** begin Material for this task **

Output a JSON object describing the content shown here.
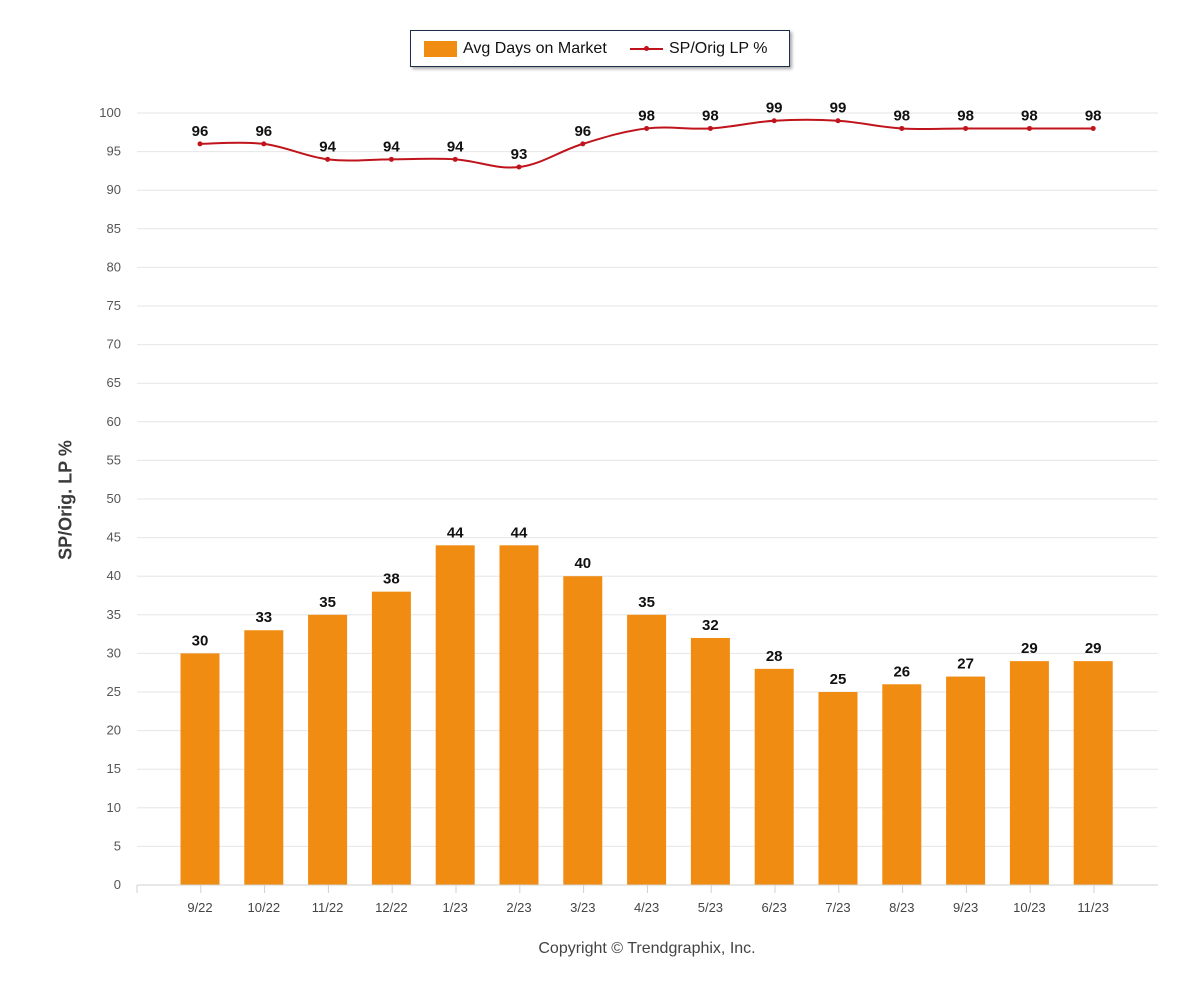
{
  "legend": {
    "bar_label": "Avg Days on Market",
    "line_label": "SP/Orig LP %"
  },
  "y_axis_title": "SP/Orig. LP %",
  "copyright": "Copyright © Trendgraphix, Inc.",
  "colors": {
    "bar": "#f08c12",
    "line": "#c0141c",
    "grid": "#e6e6e6"
  },
  "chart_data": {
    "type": "bar+line",
    "categories": [
      "9/22",
      "10/22",
      "11/22",
      "12/22",
      "1/23",
      "2/23",
      "3/23",
      "4/23",
      "5/23",
      "6/23",
      "7/23",
      "8/23",
      "9/23",
      "10/23",
      "11/23"
    ],
    "series": [
      {
        "name": "Avg Days on Market",
        "type": "bar",
        "values": [
          30,
          33,
          35,
          38,
          44,
          44,
          40,
          35,
          32,
          28,
          25,
          26,
          27,
          29,
          29
        ]
      },
      {
        "name": "SP/Orig LP %",
        "type": "line",
        "values": [
          96,
          96,
          94,
          94,
          94,
          93,
          96,
          98,
          98,
          99,
          99,
          98,
          98,
          98,
          98
        ]
      }
    ],
    "ylabel": "SP/Orig. LP %",
    "ylim": [
      0,
      100
    ],
    "yticks": [
      0,
      5,
      10,
      15,
      20,
      25,
      30,
      35,
      40,
      45,
      50,
      55,
      60,
      65,
      70,
      75,
      80,
      85,
      90,
      95,
      100
    ],
    "grid": true,
    "legend": "top-center"
  }
}
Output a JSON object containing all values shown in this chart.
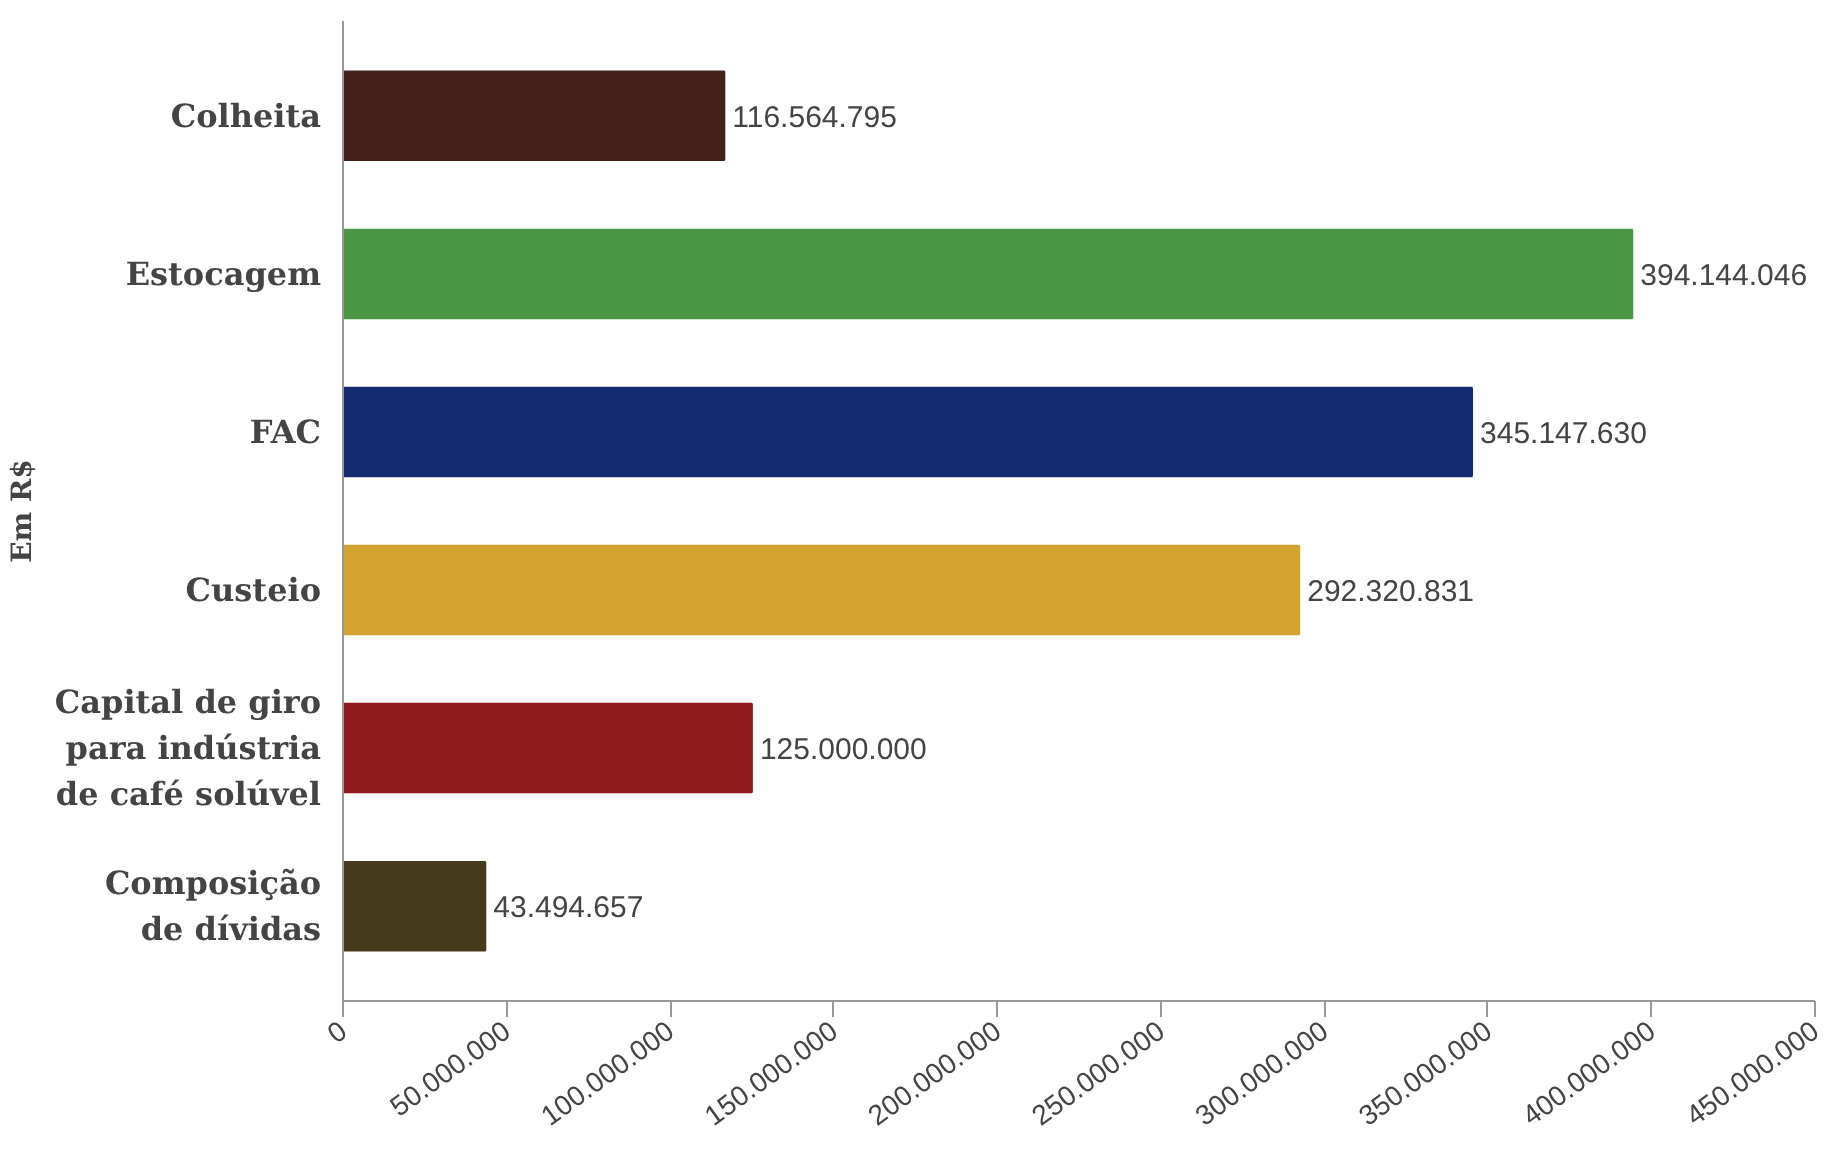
{
  "chart_data": {
    "type": "bar",
    "orientation": "horizontal",
    "ylabel": "Em R$",
    "categories": [
      "Colheita",
      "Estocagem",
      "FAC",
      "Custeio",
      "Capital de giro\npara indústria\nde café solúvel",
      "Composição\nde dívidas"
    ],
    "values": [
      116564795,
      394144046,
      345147630,
      292320831,
      125000000,
      43494657
    ],
    "colors": [
      "#43201a",
      "#4a9645",
      "#142a72",
      "#d4a32f",
      "#8e1a1d",
      "#463a1c"
    ],
    "value_labels": [
      "116.564.795",
      "394.144.046",
      "345.147.630",
      "292.320.831",
      "125.000.000",
      "43.494.657"
    ],
    "xlim": [
      0,
      450000000
    ],
    "xticks": [
      0,
      {
        "value": 50000000,
        "label": "50.000.000"
      },
      {
        "value": 100000000,
        "label": "100.000.000"
      },
      {
        "value": 150000000,
        "label": "150.000.000"
      },
      {
        "value": 200000000,
        "label": "200.000.000"
      },
      {
        "value": 250000000,
        "label": "250.000.000"
      },
      {
        "value": 300000000,
        "label": "300.000.000"
      },
      {
        "value": 350000000,
        "label": "350.000.000"
      },
      {
        "value": 400000000,
        "label": "400.000.000"
      },
      {
        "value": 450000000,
        "label": "450.000.000"
      }
    ],
    "grid": false
  }
}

** end Material for this task **

Problem requirements: Copy the whole of the material above exactly, but not its images.

Solution to this problem:
Output a JSON object describing the content shown here.
{
  "legend": {
    "bar_label": "Avg Days on Market",
    "line_label": "SP/Orig LP %"
  },
  "y_axis_title": "SP/Orig. LP %",
  "copyright": "Copyright © Trendgraphix, Inc.",
  "colors": {
    "bar": "#f08c12",
    "line": "#c0141c",
    "grid": "#e6e6e6"
  },
  "chart_data": {
    "type": "bar+line",
    "categories": [
      "9/22",
      "10/22",
      "11/22",
      "12/22",
      "1/23",
      "2/23",
      "3/23",
      "4/23",
      "5/23",
      "6/23",
      "7/23",
      "8/23",
      "9/23",
      "10/23",
      "11/23"
    ],
    "series": [
      {
        "name": "Avg Days on Market",
        "type": "bar",
        "values": [
          30,
          33,
          35,
          38,
          44,
          44,
          40,
          35,
          32,
          28,
          25,
          26,
          27,
          29,
          29
        ]
      },
      {
        "name": "SP/Orig LP %",
        "type": "line",
        "values": [
          96,
          96,
          94,
          94,
          94,
          93,
          96,
          98,
          98,
          99,
          99,
          98,
          98,
          98,
          98
        ]
      }
    ],
    "ylabel": "SP/Orig. LP %",
    "ylim": [
      0,
      100
    ],
    "yticks": [
      0,
      5,
      10,
      15,
      20,
      25,
      30,
      35,
      40,
      45,
      50,
      55,
      60,
      65,
      70,
      75,
      80,
      85,
      90,
      95,
      100
    ],
    "grid": true,
    "legend": "top-center"
  }
}
Output a JSON object containing all values shown in this chart.
{
  "chart_data": {
    "type": "bar",
    "orientation": "horizontal",
    "ylabel": "Em R$",
    "categories": [
      "Colheita",
      "Estocagem",
      "FAC",
      "Custeio",
      "Capital de giro\npara indústria\nde café solúvel",
      "Composição\nde dívidas"
    ],
    "values": [
      116564795,
      394144046,
      345147630,
      292320831,
      125000000,
      43494657
    ],
    "colors": [
      "#43201a",
      "#4a9645",
      "#142a72",
      "#d4a32f",
      "#8e1a1d",
      "#463a1c"
    ],
    "value_labels": [
      "116.564.795",
      "394.144.046",
      "345.147.630",
      "292.320.831",
      "125.000.000",
      "43.494.657"
    ],
    "xlim": [
      0,
      450000000
    ],
    "xticks": [
      0,
      {
        "value": 50000000,
        "label": "50.000.000"
      },
      {
        "value": 100000000,
        "label": "100.000.000"
      },
      {
        "value": 150000000,
        "label": "150.000.000"
      },
      {
        "value": 200000000,
        "label": "200.000.000"
      },
      {
        "value": 250000000,
        "label": "250.000.000"
      },
      {
        "value": 300000000,
        "label": "300.000.000"
      },
      {
        "value": 350000000,
        "label": "350.000.000"
      },
      {
        "value": 400000000,
        "label": "400.000.000"
      },
      {
        "value": 450000000,
        "label": "450.000.000"
      }
    ],
    "grid": false
  }
}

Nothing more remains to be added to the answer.